ROWS:
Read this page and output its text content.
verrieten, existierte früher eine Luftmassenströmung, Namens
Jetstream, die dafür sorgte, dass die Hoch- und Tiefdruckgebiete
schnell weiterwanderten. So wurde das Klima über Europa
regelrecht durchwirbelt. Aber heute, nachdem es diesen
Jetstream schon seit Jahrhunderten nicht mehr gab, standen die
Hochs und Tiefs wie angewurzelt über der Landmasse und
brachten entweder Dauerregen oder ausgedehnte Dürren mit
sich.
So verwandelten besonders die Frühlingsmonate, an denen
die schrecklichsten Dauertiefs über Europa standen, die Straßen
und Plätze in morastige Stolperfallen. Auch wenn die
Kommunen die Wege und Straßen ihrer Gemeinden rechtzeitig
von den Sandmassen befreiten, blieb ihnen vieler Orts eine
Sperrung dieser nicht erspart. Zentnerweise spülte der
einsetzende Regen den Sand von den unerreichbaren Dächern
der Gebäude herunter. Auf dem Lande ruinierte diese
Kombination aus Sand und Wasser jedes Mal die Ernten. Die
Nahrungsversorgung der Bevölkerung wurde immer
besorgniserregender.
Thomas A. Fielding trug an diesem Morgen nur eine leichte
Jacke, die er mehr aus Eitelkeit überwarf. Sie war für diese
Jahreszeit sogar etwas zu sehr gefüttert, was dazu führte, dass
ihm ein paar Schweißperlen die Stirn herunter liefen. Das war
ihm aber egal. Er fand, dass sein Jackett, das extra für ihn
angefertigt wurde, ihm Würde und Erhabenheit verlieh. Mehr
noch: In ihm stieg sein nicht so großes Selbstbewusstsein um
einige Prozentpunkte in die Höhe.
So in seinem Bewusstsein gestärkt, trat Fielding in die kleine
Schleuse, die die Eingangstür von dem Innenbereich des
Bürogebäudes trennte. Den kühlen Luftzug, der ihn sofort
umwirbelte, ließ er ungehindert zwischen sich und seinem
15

WHAT TO WORK ON:
Exactly how many lines contain "seinem"? State the number and nothing else.

RESPONSE TO THIS EXERCISE:
2